SET EXERCISE:
State how many lines in the records hold the word "dark", giving the number and no other text.

SUPPLIED ENTRIES:
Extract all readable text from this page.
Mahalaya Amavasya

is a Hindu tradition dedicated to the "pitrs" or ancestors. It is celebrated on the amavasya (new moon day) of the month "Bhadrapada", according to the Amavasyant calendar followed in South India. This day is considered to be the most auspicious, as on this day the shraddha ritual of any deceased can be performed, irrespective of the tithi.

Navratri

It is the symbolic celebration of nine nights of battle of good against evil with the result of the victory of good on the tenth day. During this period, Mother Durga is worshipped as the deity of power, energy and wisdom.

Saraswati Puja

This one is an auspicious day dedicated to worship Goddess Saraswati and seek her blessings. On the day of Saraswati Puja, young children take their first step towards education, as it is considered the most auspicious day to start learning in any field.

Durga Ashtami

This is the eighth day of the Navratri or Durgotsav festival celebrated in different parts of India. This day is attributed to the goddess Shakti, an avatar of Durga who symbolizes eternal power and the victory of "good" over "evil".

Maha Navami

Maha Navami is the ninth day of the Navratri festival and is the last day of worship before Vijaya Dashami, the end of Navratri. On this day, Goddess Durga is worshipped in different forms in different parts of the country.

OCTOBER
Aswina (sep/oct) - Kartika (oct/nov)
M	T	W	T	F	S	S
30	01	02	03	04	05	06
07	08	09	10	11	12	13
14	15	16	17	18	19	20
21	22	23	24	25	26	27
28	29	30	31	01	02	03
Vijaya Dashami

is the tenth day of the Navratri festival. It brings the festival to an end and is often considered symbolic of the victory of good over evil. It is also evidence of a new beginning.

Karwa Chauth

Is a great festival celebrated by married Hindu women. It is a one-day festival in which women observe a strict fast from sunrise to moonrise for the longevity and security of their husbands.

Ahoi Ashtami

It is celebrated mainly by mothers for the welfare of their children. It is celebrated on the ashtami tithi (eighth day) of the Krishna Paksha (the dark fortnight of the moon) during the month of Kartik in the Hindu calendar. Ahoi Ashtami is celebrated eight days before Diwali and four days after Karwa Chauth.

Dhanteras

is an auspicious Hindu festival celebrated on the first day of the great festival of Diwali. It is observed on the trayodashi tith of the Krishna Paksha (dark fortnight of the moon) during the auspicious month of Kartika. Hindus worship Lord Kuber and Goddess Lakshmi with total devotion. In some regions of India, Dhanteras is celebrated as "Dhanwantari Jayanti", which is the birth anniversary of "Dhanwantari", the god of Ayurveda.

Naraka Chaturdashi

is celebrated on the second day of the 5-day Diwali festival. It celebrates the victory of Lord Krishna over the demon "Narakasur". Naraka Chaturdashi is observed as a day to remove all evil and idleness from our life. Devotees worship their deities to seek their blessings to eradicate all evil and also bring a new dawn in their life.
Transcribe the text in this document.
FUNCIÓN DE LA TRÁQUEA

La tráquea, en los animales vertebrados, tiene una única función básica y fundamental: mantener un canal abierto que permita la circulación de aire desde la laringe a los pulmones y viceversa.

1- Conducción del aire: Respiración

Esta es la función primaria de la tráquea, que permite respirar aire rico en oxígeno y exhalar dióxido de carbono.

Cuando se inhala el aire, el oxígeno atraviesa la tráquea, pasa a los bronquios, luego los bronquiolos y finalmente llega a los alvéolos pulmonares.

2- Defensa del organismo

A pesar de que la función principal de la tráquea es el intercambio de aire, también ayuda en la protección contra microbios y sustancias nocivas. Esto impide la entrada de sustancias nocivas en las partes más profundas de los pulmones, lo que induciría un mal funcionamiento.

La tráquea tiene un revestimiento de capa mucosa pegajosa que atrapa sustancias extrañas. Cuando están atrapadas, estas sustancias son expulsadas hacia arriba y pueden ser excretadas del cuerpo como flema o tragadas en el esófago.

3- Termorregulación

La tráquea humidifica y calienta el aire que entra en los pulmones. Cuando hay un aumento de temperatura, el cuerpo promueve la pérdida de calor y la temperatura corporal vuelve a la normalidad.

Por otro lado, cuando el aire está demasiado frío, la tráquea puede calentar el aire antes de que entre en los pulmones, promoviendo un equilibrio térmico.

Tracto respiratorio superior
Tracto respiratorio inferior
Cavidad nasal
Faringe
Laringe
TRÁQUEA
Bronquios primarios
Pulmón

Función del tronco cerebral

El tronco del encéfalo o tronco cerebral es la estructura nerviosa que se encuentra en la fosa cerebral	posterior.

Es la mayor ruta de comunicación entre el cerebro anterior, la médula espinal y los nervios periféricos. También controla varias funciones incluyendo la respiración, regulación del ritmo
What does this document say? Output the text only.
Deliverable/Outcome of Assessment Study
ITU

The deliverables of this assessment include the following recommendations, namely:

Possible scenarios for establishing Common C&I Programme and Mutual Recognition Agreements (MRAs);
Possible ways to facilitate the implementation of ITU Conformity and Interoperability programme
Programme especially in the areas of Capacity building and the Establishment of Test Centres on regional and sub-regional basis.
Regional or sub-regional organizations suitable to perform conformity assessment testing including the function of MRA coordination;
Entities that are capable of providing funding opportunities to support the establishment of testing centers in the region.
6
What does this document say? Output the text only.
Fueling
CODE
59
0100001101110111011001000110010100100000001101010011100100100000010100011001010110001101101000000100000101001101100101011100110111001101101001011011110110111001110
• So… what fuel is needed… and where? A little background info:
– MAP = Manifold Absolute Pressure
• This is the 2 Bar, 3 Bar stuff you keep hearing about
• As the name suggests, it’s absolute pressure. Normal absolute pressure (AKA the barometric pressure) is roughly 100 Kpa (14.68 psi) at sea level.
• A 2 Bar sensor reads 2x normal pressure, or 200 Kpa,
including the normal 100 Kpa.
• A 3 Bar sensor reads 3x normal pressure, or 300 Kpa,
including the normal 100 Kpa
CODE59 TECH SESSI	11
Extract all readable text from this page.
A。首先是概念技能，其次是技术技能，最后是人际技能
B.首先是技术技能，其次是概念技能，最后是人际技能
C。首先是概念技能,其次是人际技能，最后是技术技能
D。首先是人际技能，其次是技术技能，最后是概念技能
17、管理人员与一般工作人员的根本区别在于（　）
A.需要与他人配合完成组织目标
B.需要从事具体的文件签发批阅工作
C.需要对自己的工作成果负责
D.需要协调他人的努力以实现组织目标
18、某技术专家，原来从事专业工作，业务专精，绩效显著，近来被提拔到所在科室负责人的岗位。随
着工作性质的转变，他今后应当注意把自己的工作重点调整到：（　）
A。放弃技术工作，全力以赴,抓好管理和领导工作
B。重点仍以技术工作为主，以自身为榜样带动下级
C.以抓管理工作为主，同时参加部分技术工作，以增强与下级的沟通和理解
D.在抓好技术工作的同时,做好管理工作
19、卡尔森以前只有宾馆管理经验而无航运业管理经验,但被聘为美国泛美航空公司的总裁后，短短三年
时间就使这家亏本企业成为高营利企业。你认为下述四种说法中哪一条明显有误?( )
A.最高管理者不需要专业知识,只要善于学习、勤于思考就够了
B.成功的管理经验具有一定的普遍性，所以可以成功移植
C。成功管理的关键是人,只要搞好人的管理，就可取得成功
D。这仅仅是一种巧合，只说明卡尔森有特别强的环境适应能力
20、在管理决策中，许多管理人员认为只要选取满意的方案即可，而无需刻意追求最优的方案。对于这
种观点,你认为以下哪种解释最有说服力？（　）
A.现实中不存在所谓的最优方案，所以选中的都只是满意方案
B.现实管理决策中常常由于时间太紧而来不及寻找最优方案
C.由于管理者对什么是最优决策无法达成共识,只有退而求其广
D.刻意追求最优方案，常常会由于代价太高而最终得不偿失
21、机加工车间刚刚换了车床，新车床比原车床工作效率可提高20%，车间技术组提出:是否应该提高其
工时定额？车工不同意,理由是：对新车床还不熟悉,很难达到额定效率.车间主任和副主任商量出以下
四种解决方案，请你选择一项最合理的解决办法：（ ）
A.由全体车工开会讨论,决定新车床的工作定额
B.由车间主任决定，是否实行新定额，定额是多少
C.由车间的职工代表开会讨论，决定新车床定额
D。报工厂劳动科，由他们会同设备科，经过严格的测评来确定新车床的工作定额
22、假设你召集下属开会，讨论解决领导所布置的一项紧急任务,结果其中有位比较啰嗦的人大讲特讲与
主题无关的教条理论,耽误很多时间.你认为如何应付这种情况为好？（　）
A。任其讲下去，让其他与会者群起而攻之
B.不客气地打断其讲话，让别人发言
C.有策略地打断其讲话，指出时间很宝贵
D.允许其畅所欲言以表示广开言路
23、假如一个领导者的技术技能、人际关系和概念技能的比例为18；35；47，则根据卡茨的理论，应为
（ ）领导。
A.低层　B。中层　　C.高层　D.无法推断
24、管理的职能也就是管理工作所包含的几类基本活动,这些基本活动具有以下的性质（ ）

RESPONSE FOR THIS EXERCISE:
2